— Start of DATA LISTING —
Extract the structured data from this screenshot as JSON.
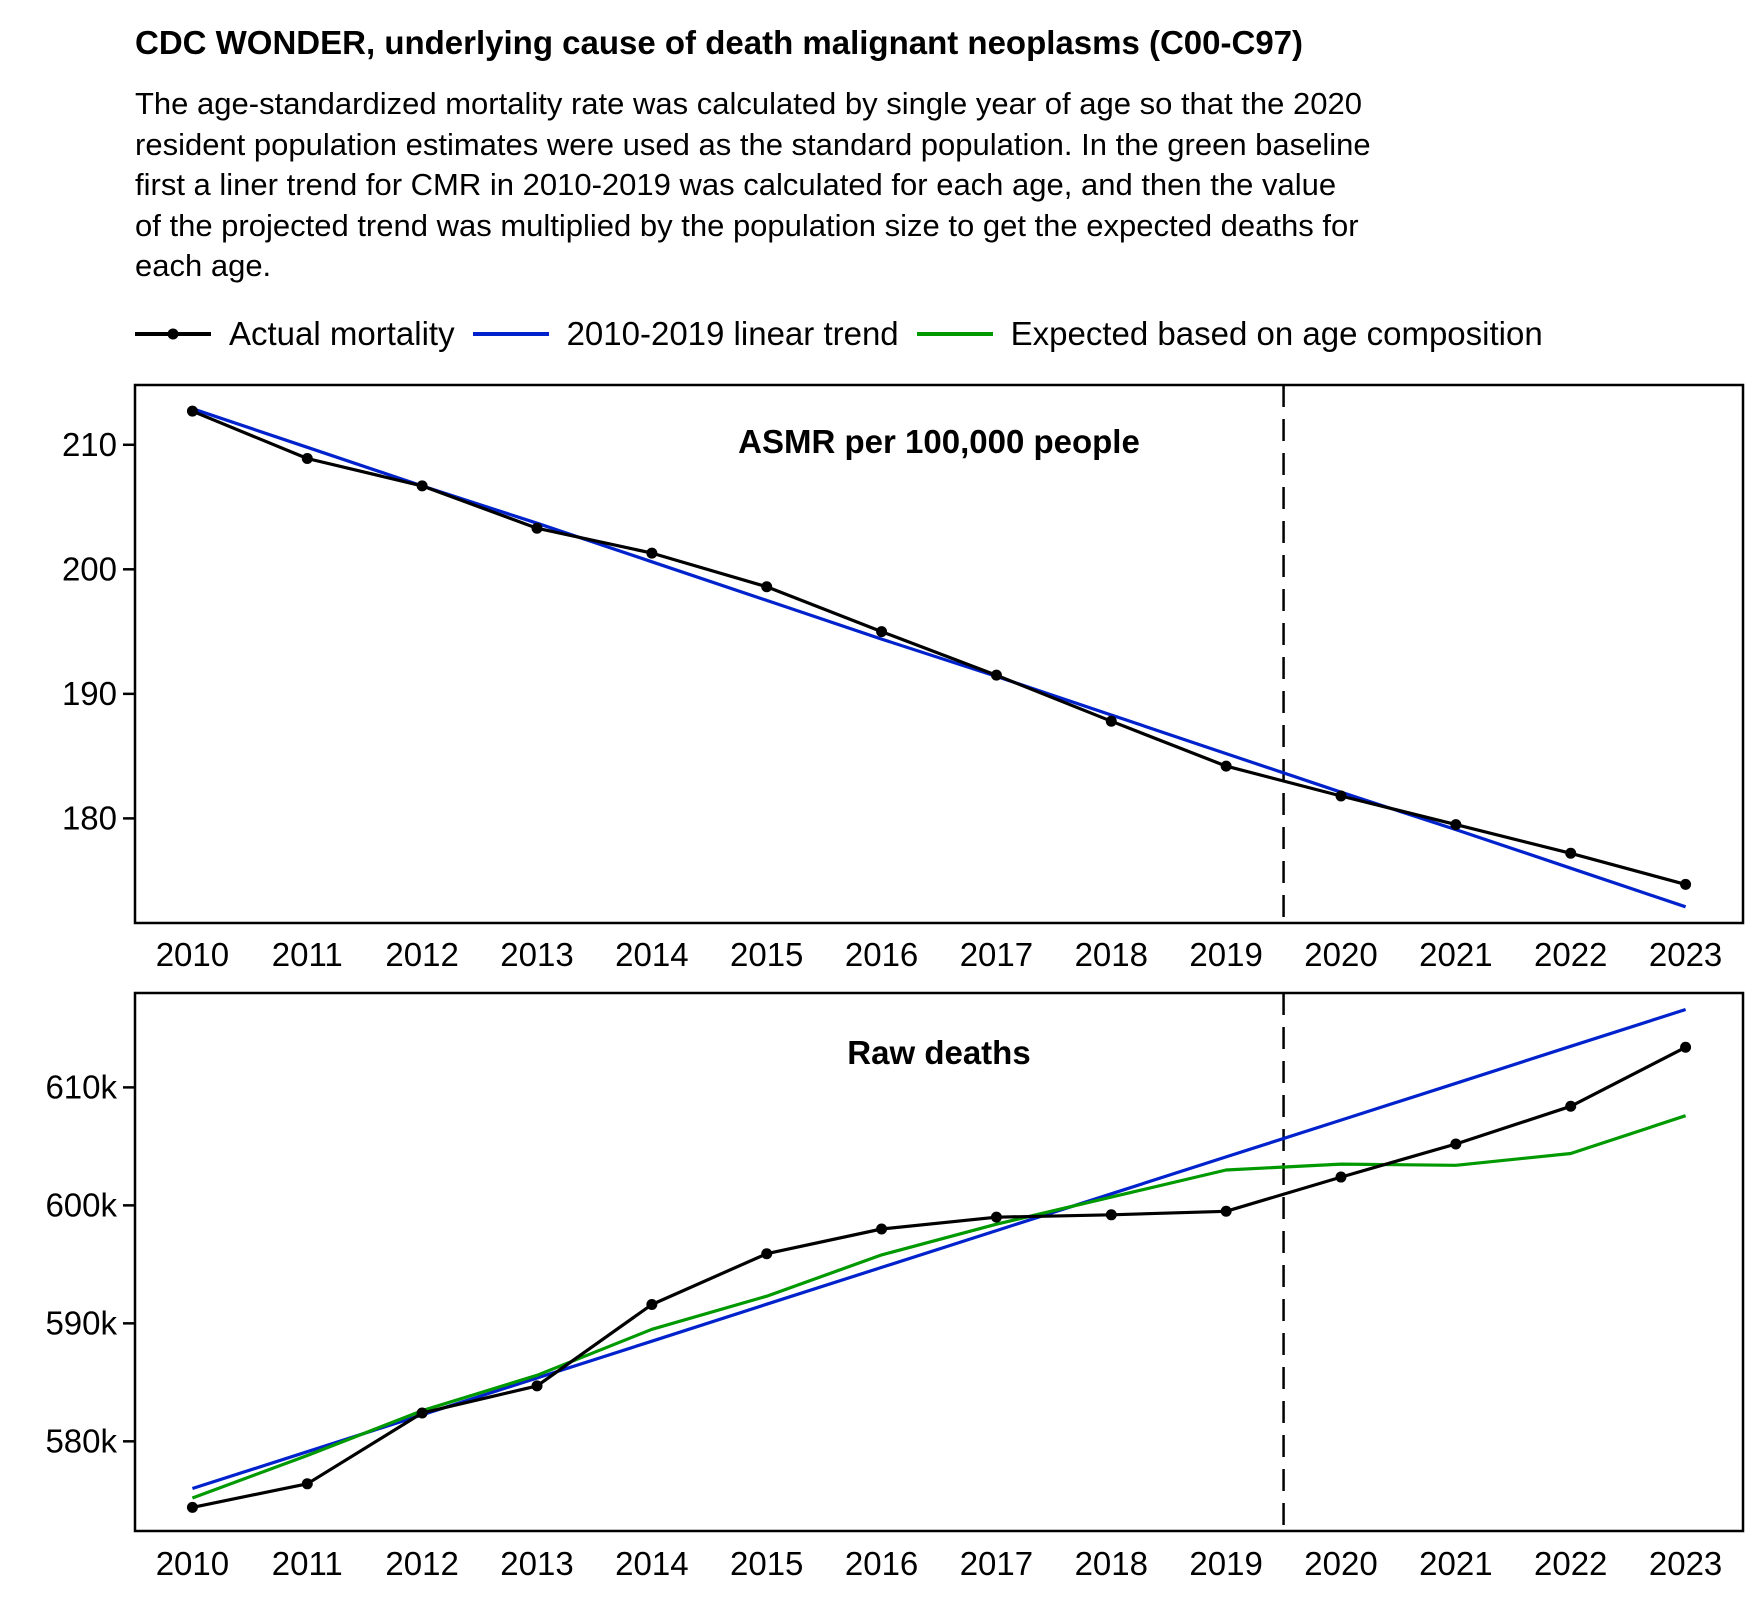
{
  "header": {
    "title": "CDC WONDER, underlying cause of death malignant neoplasms (C00-C97)",
    "subtitle_lines": [
      "The age-standardized mortality rate was calculated by single year of age so that the 2020",
      "resident population estimates were used as the standard population. In the green baseline",
      "first a liner trend for CMR in 2010-2019 was calculated for each age, and then the value",
      "of the projected trend was multiplied by the population size to get the expected deaths for",
      "each age."
    ]
  },
  "legend": [
    {
      "label": "Actual mortality",
      "color": "#000000",
      "marker": "dot"
    },
    {
      "label": "2010-2019 linear trend",
      "color": "#0022cc",
      "marker": "none"
    },
    {
      "label": "Expected based on age composition",
      "color": "#009900",
      "marker": "none"
    }
  ],
  "chart_data": [
    {
      "type": "line",
      "title": "ASMR per 100,000 people",
      "x": [
        2010,
        2011,
        2012,
        2013,
        2014,
        2015,
        2016,
        2017,
        2018,
        2019,
        2020,
        2021,
        2022,
        2023
      ],
      "x_tick_labels": [
        "2010",
        "2011",
        "2012",
        "2013",
        "2014",
        "2015",
        "2016",
        "2017",
        "2018",
        "2019",
        "2020",
        "2021",
        "2022",
        "2023"
      ],
      "y_ticks": [
        180,
        190,
        200,
        210
      ],
      "y_tick_labels": [
        "180",
        "190",
        "200",
        "210"
      ],
      "ylim": [
        171.6,
        214.8
      ],
      "xlim": [
        2009.5,
        2023.5
      ],
      "vline_x": 2019.5,
      "grid": false,
      "series": [
        {
          "name": "Actual mortality",
          "color": "#000000",
          "markers": true,
          "values": [
            212.7,
            208.9,
            206.7,
            203.3,
            201.3,
            198.6,
            195.0,
            191.5,
            187.8,
            184.2,
            181.8,
            179.5,
            177.2,
            174.7
          ]
        },
        {
          "name": "2010-2019 linear trend",
          "color": "#0022cc",
          "markers": false,
          "values": [
            212.9,
            209.8,
            206.7,
            203.7,
            200.6,
            197.5,
            194.4,
            191.4,
            188.3,
            185.2,
            182.1,
            179.1,
            176.0,
            172.9
          ]
        }
      ]
    },
    {
      "type": "line",
      "title": "Raw deaths",
      "x": [
        2010,
        2011,
        2012,
        2013,
        2014,
        2015,
        2016,
        2017,
        2018,
        2019,
        2020,
        2021,
        2022,
        2023
      ],
      "x_tick_labels": [
        "2010",
        "2011",
        "2012",
        "2013",
        "2014",
        "2015",
        "2016",
        "2017",
        "2018",
        "2019",
        "2020",
        "2021",
        "2022",
        "2023"
      ],
      "y_ticks": [
        580000,
        590000,
        600000,
        610000
      ],
      "y_tick_labels": [
        "580k",
        "590k",
        "600k",
        "610k"
      ],
      "ylim": [
        572400,
        618000
      ],
      "xlim": [
        2009.5,
        2023.5
      ],
      "vline_x": 2019.5,
      "grid": false,
      "series": [
        {
          "name": "Actual mortality",
          "color": "#000000",
          "markers": true,
          "values": [
            574400,
            576400,
            582400,
            584700,
            591600,
            595900,
            598000,
            599000,
            599200,
            599500,
            602400,
            605200,
            608400,
            613400
          ]
        },
        {
          "name": "2010-2019 linear trend",
          "color": "#0022cc",
          "markers": false,
          "values": [
            576000,
            579120,
            582250,
            585370,
            588490,
            591620,
            594740,
            597860,
            600980,
            604110,
            607230,
            610350,
            613480,
            616600
          ]
        },
        {
          "name": "Expected based on age composition",
          "color": "#009900",
          "markers": false,
          "values": [
            575200,
            578800,
            582600,
            585600,
            589500,
            592300,
            595800,
            598400,
            600700,
            603000,
            603500,
            603400,
            604400,
            607600
          ]
        }
      ]
    }
  ]
}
— End of DATA LISTING —
-- WHAT IS NEEDED --
Write out the entries above verbatim; the pictures do not belong in your copy.

-- OUTPUT OF THE TASK --
Extract the structured data from this screenshot as JSON.
{
  "header": {
    "title": "CDC WONDER, underlying cause of death malignant neoplasms (C00-C97)",
    "subtitle_lines": [
      "The age-standardized mortality rate was calculated by single year of age so that the 2020",
      "resident population estimates were used as the standard population. In the green baseline",
      "first a liner trend for CMR in 2010-2019 was calculated for each age, and then the value",
      "of the projected trend was multiplied by the population size to get the expected deaths for",
      "each age."
    ]
  },
  "legend": [
    {
      "label": "Actual mortality",
      "color": "#000000",
      "marker": "dot"
    },
    {
      "label": "2010-2019 linear trend",
      "color": "#0022cc",
      "marker": "none"
    },
    {
      "label": "Expected based on age composition",
      "color": "#009900",
      "marker": "none"
    }
  ],
  "chart_data": [
    {
      "type": "line",
      "title": "ASMR per 100,000 people",
      "x": [
        2010,
        2011,
        2012,
        2013,
        2014,
        2015,
        2016,
        2017,
        2018,
        2019,
        2020,
        2021,
        2022,
        2023
      ],
      "x_tick_labels": [
        "2010",
        "2011",
        "2012",
        "2013",
        "2014",
        "2015",
        "2016",
        "2017",
        "2018",
        "2019",
        "2020",
        "2021",
        "2022",
        "2023"
      ],
      "y_ticks": [
        180,
        190,
        200,
        210
      ],
      "y_tick_labels": [
        "180",
        "190",
        "200",
        "210"
      ],
      "ylim": [
        171.6,
        214.8
      ],
      "xlim": [
        2009.5,
        2023.5
      ],
      "vline_x": 2019.5,
      "grid": false,
      "series": [
        {
          "name": "Actual mortality",
          "color": "#000000",
          "markers": true,
          "values": [
            212.7,
            208.9,
            206.7,
            203.3,
            201.3,
            198.6,
            195.0,
            191.5,
            187.8,
            184.2,
            181.8,
            179.5,
            177.2,
            174.7
          ]
        },
        {
          "name": "2010-2019 linear trend",
          "color": "#0022cc",
          "markers": false,
          "values": [
            212.9,
            209.8,
            206.7,
            203.7,
            200.6,
            197.5,
            194.4,
            191.4,
            188.3,
            185.2,
            182.1,
            179.1,
            176.0,
            172.9
          ]
        }
      ]
    },
    {
      "type": "line",
      "title": "Raw deaths",
      "x": [
        2010,
        2011,
        2012,
        2013,
        2014,
        2015,
        2016,
        2017,
        2018,
        2019,
        2020,
        2021,
        2022,
        2023
      ],
      "x_tick_labels": [
        "2010",
        "2011",
        "2012",
        "2013",
        "2014",
        "2015",
        "2016",
        "2017",
        "2018",
        "2019",
        "2020",
        "2021",
        "2022",
        "2023"
      ],
      "y_ticks": [
        580000,
        590000,
        600000,
        610000
      ],
      "y_tick_labels": [
        "580k",
        "590k",
        "600k",
        "610k"
      ],
      "ylim": [
        572400,
        618000
      ],
      "xlim": [
        2009.5,
        2023.5
      ],
      "vline_x": 2019.5,
      "grid": false,
      "series": [
        {
          "name": "Actual mortality",
          "color": "#000000",
          "markers": true,
          "values": [
            574400,
            576400,
            582400,
            584700,
            591600,
            595900,
            598000,
            599000,
            599200,
            599500,
            602400,
            605200,
            608400,
            613400
          ]
        },
        {
          "name": "2010-2019 linear trend",
          "color": "#0022cc",
          "markers": false,
          "values": [
            576000,
            579120,
            582250,
            585370,
            588490,
            591620,
            594740,
            597860,
            600980,
            604110,
            607230,
            610350,
            613480,
            616600
          ]
        },
        {
          "name": "Expected based on age composition",
          "color": "#009900",
          "markers": false,
          "values": [
            575200,
            578800,
            582600,
            585600,
            589500,
            592300,
            595800,
            598400,
            600700,
            603000,
            603500,
            603400,
            604400,
            607600
          ]
        }
      ]
    }
  ]
}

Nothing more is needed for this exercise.